BEGIN
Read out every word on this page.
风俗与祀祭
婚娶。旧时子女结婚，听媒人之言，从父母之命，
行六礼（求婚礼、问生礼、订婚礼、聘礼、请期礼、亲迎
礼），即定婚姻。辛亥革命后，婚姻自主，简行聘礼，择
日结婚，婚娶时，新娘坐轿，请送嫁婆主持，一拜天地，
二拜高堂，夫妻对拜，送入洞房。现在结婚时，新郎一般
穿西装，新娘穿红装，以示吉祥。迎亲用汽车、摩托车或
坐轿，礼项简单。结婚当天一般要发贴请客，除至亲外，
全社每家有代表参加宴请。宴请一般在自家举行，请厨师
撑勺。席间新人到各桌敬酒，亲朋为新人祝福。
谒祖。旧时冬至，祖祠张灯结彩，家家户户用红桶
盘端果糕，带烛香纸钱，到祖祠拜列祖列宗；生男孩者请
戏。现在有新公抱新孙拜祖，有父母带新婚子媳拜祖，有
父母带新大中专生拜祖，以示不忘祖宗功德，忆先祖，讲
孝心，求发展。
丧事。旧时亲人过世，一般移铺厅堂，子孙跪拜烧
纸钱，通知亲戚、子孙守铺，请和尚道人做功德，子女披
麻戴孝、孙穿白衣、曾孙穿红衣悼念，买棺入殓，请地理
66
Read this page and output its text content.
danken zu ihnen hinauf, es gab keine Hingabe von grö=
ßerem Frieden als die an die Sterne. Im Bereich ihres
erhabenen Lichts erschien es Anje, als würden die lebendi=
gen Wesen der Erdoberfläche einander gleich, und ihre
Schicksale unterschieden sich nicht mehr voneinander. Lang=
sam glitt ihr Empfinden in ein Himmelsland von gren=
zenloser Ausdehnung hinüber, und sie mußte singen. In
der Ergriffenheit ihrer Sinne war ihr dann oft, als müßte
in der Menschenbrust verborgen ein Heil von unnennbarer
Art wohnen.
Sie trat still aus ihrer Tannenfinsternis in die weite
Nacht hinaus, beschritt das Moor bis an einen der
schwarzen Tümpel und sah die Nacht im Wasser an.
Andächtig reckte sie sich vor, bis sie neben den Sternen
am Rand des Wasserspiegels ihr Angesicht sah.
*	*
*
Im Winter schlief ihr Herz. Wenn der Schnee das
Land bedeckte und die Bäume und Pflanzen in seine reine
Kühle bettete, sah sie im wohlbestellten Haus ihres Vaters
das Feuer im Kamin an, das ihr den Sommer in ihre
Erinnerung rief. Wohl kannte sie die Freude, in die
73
END
Instruction | Pull out each line containing the word "page" and copy it.

Exercise solution |
Read out every word on this page.
Read this page and output its text content.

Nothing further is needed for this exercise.